WHAT IS ASKED:
Copy the section of the material that starts with the line containing "scissors-icon[interactable] — [784, 1095, 820, 1131]" and ends with the line containing "data-heading: 关键数据参考： — [26, 581, 201, 617]", swapping "chip-label" for "chip-text" and leaving everything else unchanged.

RECORDED INFORMATION:
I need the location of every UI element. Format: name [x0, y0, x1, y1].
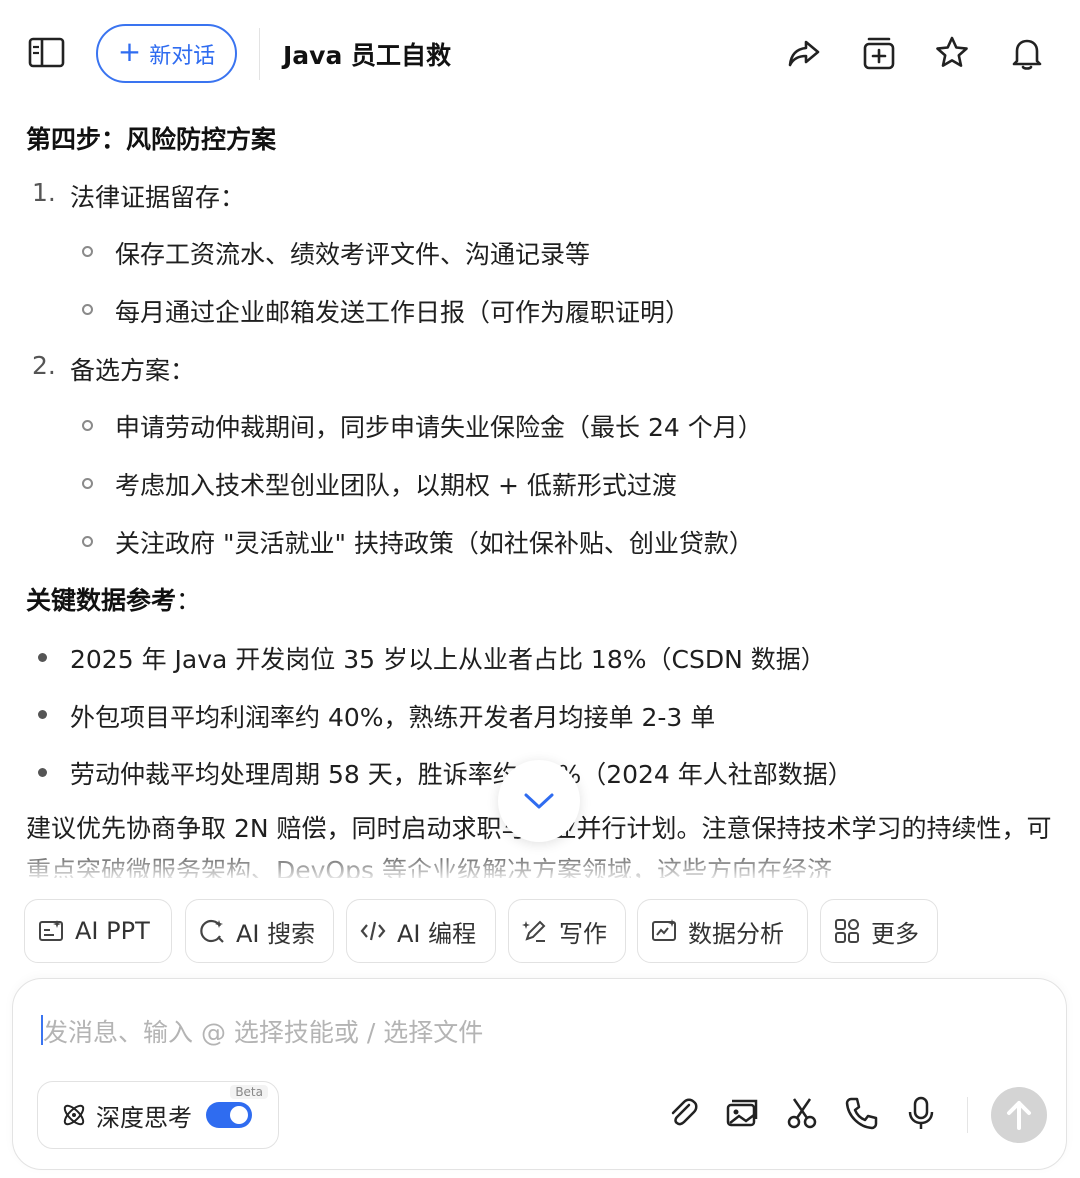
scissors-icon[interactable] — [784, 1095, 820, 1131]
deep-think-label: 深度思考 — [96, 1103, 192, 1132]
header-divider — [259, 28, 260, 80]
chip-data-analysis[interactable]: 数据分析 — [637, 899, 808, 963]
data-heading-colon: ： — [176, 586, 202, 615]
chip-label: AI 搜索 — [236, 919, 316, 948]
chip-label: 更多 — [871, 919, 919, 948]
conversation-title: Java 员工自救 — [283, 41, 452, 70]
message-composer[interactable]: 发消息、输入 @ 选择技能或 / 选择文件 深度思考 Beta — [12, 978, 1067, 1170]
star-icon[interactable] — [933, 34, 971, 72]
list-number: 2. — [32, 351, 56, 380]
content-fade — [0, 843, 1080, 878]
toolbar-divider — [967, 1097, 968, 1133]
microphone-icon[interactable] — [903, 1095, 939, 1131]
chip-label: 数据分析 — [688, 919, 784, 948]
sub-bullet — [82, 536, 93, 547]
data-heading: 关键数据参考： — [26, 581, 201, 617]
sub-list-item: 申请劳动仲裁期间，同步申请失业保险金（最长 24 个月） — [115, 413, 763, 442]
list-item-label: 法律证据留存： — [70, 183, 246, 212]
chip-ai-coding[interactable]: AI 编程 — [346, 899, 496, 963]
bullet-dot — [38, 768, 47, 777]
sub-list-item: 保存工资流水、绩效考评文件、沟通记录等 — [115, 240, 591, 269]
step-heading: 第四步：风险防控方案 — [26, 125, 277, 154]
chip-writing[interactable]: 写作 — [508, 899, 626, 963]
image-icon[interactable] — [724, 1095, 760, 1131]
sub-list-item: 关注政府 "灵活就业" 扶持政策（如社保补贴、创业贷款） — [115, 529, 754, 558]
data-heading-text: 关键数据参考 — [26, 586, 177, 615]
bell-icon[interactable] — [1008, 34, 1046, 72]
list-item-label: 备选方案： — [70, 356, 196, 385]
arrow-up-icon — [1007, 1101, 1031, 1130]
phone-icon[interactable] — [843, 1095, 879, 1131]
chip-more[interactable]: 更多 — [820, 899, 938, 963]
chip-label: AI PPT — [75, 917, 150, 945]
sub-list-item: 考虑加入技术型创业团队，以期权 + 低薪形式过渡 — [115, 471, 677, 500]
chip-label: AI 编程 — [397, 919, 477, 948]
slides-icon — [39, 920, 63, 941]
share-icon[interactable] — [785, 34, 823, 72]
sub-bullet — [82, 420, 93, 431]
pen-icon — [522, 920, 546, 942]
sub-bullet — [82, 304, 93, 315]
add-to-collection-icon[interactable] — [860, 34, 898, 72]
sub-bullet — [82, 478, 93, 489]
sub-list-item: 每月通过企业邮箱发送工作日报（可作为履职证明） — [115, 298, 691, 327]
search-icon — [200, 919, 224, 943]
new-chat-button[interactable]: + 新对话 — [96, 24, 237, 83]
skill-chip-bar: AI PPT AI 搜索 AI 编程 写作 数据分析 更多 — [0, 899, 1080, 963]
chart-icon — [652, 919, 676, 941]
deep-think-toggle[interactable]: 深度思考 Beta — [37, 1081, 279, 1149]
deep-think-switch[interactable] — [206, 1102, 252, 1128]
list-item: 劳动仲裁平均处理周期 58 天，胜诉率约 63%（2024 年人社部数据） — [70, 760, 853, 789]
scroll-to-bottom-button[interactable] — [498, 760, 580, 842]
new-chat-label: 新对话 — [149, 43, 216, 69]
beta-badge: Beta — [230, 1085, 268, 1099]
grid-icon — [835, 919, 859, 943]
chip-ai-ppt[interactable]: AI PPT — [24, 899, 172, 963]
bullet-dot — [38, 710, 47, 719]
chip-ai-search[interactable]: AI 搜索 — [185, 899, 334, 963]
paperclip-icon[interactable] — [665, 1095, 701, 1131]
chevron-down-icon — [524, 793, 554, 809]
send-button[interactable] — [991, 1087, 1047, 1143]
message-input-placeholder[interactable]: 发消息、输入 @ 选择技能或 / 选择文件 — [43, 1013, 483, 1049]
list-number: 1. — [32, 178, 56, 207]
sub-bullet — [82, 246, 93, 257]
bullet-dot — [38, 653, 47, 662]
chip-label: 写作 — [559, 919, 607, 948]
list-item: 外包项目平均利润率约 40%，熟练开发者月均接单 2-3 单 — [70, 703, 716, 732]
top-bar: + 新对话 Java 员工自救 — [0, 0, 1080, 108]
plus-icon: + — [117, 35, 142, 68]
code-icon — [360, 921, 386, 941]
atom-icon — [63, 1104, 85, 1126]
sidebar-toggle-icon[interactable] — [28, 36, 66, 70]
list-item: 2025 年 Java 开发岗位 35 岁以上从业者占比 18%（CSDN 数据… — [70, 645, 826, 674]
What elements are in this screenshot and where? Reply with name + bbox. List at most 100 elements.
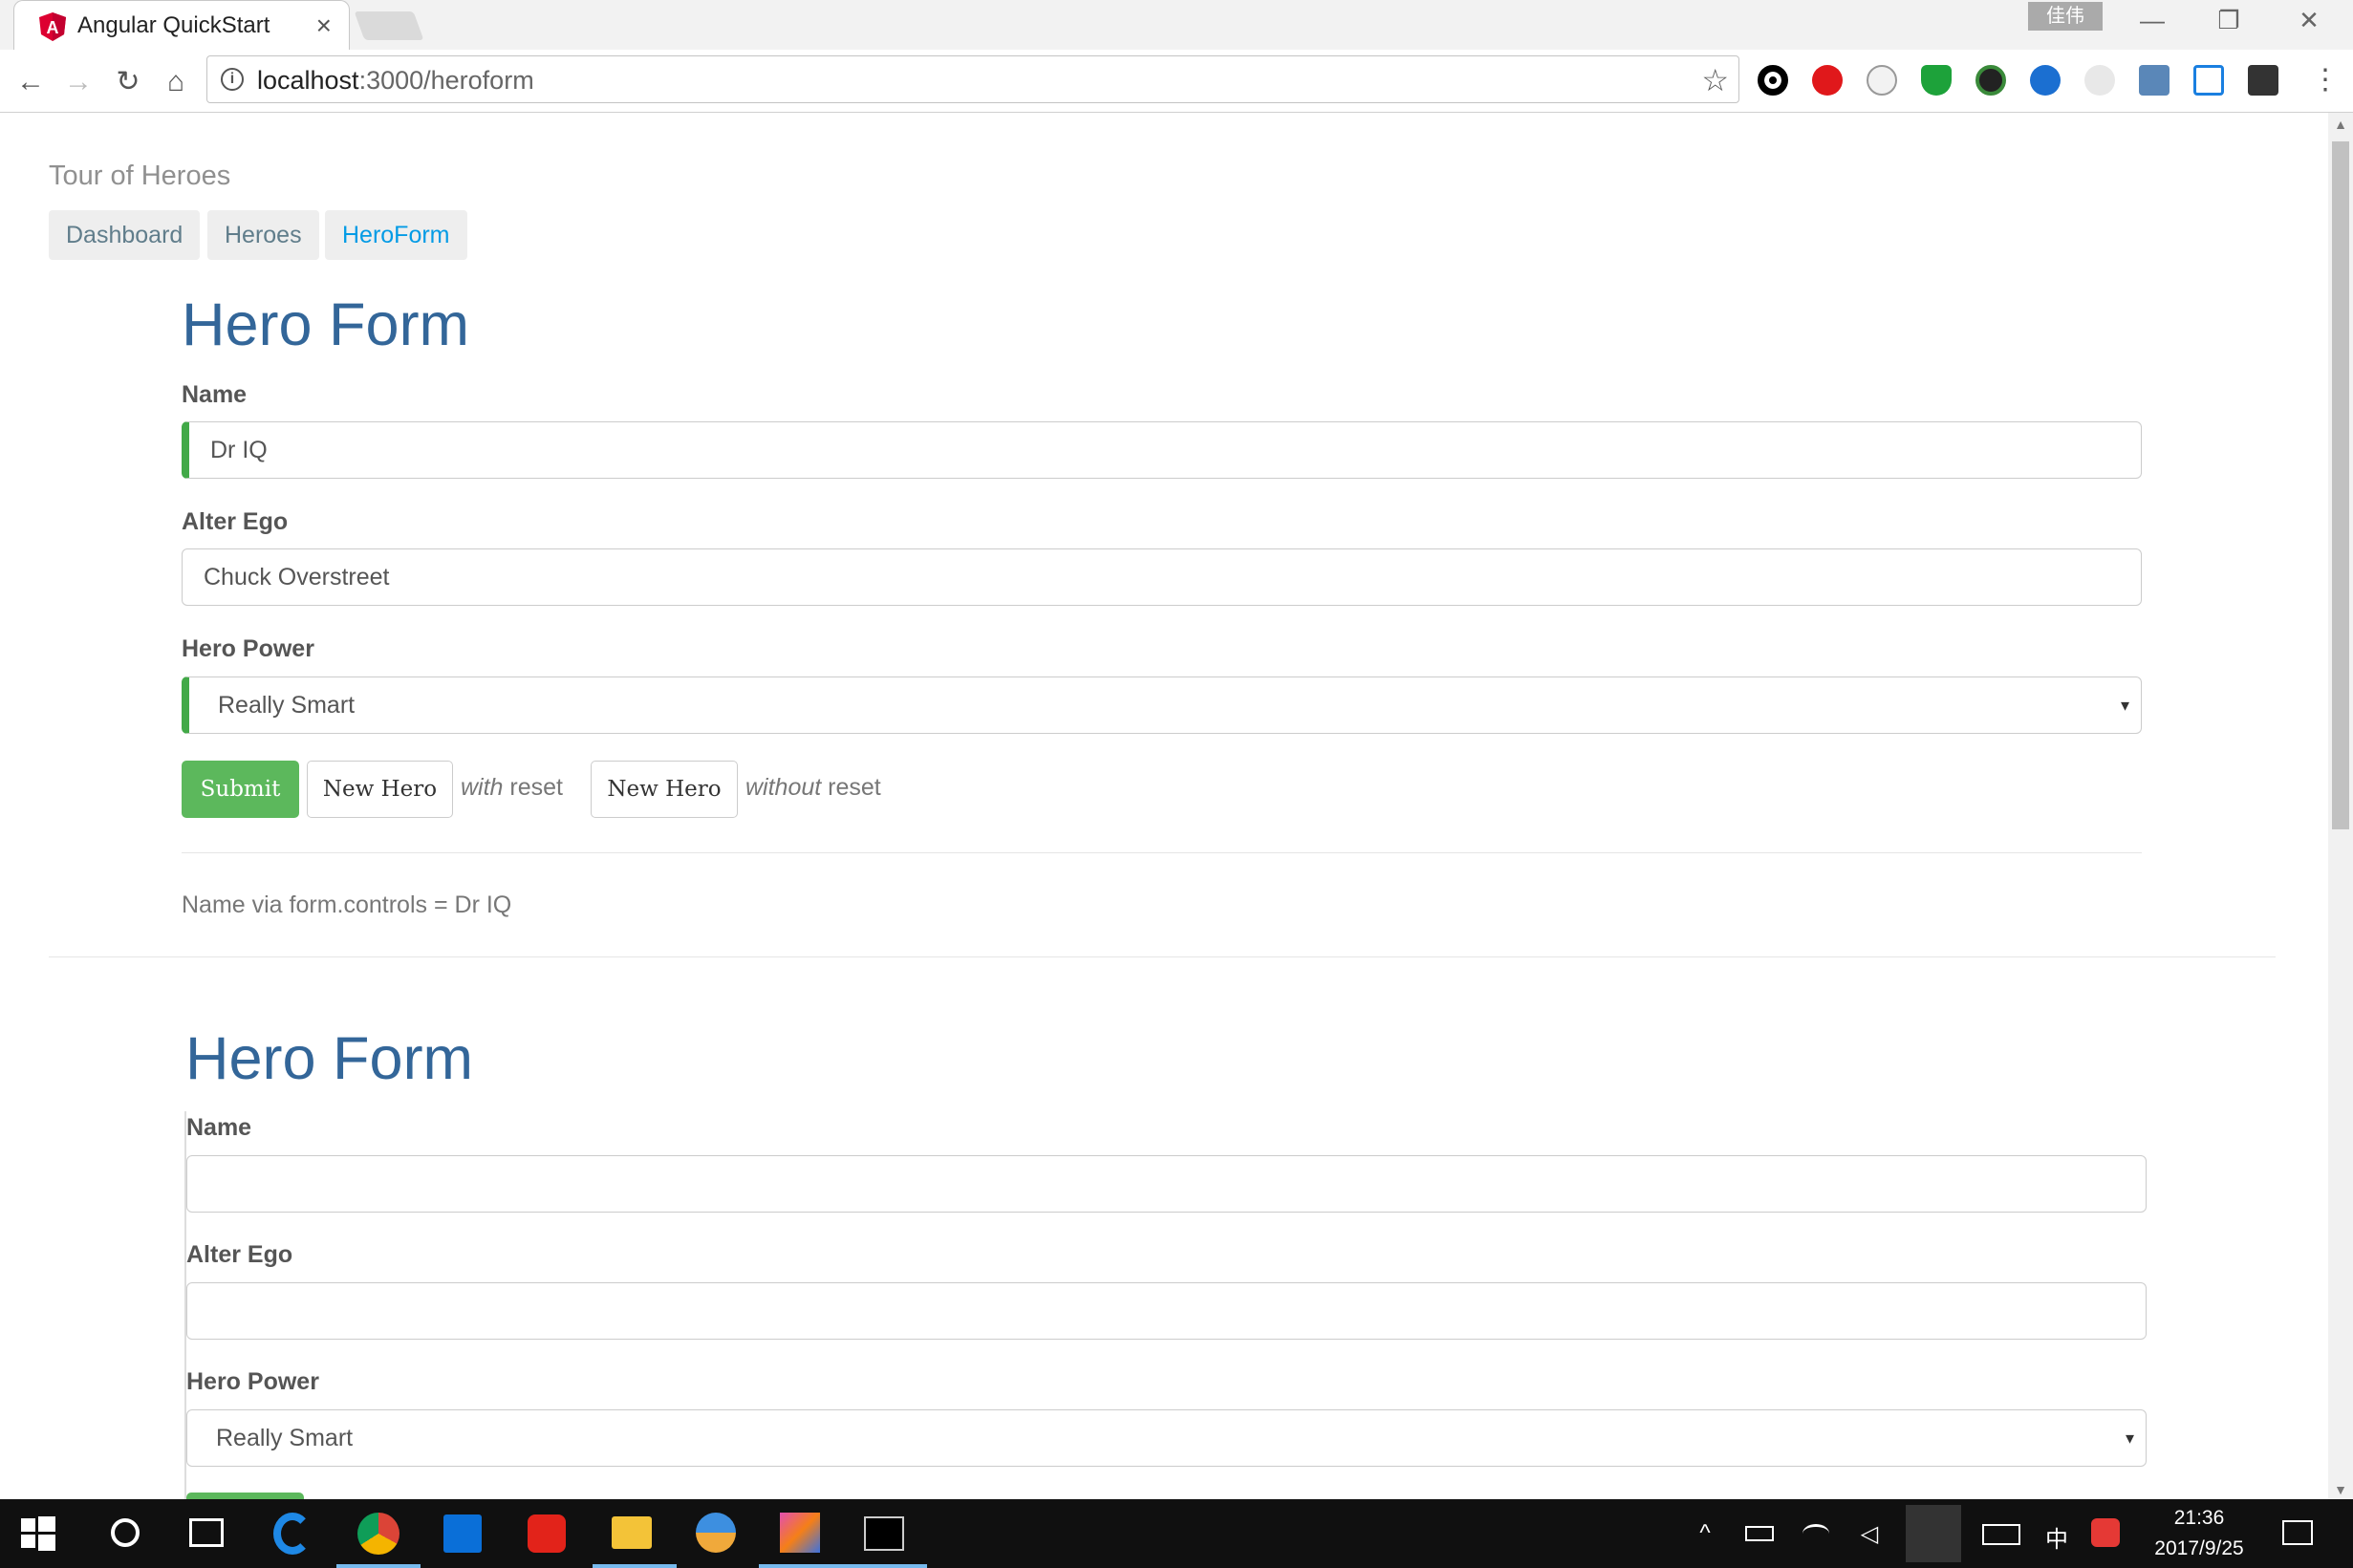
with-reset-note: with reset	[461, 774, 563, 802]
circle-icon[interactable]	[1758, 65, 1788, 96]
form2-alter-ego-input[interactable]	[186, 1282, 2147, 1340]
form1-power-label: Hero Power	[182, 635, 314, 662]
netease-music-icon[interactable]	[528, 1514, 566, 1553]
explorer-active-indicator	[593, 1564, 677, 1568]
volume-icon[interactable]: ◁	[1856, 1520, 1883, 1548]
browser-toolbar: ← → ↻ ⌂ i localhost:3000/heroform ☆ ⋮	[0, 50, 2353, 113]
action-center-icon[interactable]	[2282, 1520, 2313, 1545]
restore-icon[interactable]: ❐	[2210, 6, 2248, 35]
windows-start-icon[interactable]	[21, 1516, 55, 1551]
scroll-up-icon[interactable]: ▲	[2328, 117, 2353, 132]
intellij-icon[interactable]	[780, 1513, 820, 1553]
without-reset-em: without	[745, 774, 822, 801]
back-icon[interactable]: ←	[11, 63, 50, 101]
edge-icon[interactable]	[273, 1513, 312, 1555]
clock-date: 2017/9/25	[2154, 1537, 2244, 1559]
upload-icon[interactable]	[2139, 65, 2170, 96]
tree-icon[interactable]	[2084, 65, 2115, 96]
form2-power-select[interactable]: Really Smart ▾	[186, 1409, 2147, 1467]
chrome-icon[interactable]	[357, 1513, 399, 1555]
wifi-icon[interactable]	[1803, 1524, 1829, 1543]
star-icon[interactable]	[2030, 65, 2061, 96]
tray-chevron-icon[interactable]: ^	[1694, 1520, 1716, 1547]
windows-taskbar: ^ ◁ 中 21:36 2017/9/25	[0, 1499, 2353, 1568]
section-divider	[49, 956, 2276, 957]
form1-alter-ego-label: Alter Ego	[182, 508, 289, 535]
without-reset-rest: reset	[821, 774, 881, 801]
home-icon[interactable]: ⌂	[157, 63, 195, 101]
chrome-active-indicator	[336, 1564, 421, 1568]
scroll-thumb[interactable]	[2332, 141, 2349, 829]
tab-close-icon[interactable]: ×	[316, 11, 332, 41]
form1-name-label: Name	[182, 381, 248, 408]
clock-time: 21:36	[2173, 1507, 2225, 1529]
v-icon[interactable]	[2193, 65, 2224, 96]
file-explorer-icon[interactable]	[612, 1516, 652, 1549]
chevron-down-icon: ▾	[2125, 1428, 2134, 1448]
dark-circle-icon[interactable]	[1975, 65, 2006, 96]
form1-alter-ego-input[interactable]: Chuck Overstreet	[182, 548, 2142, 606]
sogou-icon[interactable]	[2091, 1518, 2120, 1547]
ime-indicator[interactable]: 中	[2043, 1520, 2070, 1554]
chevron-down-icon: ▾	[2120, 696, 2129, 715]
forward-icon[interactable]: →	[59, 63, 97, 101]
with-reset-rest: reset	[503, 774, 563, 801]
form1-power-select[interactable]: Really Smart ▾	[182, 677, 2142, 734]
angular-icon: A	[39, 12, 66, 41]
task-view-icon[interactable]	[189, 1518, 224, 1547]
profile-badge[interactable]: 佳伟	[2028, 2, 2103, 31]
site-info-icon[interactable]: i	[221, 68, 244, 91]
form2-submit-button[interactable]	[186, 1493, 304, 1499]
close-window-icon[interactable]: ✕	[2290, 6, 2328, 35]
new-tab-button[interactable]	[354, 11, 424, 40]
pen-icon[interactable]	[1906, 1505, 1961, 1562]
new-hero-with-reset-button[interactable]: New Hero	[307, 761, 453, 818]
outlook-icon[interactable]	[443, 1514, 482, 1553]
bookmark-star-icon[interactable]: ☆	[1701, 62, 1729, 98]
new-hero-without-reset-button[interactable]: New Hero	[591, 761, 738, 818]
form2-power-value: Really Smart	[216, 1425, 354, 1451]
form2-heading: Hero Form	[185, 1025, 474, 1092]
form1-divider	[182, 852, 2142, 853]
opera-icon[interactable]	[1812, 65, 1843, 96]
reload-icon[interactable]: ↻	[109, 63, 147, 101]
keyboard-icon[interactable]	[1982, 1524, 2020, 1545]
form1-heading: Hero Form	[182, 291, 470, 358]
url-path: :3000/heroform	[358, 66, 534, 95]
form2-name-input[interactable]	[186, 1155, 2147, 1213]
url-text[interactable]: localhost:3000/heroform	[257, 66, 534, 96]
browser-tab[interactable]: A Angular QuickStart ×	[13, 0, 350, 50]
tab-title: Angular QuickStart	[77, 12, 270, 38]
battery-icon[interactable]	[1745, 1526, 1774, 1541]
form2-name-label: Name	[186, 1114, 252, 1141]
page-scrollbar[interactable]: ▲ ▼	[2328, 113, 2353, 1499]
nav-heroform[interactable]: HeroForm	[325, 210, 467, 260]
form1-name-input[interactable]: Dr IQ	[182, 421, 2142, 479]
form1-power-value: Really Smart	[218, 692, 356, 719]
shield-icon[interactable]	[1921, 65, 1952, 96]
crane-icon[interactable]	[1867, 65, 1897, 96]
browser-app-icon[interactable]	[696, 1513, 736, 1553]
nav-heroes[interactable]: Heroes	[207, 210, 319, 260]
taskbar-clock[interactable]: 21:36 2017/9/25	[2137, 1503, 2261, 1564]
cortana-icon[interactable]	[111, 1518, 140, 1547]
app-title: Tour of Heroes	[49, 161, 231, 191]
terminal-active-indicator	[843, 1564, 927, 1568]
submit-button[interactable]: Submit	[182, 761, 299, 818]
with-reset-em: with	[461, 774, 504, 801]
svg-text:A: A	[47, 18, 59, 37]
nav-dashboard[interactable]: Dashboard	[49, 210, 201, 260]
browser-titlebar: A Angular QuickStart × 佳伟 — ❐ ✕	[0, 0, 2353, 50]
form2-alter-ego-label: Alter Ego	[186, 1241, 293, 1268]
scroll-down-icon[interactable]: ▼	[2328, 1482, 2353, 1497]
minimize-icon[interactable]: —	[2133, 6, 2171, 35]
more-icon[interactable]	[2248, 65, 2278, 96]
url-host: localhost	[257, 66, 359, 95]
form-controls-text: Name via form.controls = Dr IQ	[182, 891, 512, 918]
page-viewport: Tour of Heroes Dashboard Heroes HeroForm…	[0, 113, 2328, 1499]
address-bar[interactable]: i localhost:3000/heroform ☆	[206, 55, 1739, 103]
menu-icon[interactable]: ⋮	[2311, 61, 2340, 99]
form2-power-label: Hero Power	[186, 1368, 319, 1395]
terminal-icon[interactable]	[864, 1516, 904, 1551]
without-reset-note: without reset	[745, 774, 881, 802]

EXERCISE ANSWER:
scissors-icon[interactable] — [784, 1095, 820, 1131]
deep-think-label: 深度思考 — [96, 1103, 192, 1132]
header-divider — [259, 28, 260, 80]
chip-data-analysis[interactable]: 数据分析 — [637, 899, 808, 963]
data-heading-colon: ： — [176, 586, 202, 615]
chip-text: AI 搜索 — [236, 919, 316, 948]
chip-text: 更多 — [871, 919, 919, 948]
conversation-title: Java 员工自救 — [283, 41, 452, 70]
message-composer[interactable]: 发消息、输入 @ 选择技能或 / 选择文件 深度思考 Beta — [12, 978, 1067, 1170]
star-icon[interactable] — [933, 34, 971, 72]
list-number: 2. — [32, 351, 56, 380]
content-fade — [0, 843, 1080, 878]
toolbar-divider — [967, 1097, 968, 1133]
microphone-icon[interactable] — [903, 1095, 939, 1131]
chip-text: 数据分析 — [688, 919, 784, 948]
sub-bullet — [82, 536, 93, 547]
data-heading: 关键数据参考： — [26, 581, 201, 617]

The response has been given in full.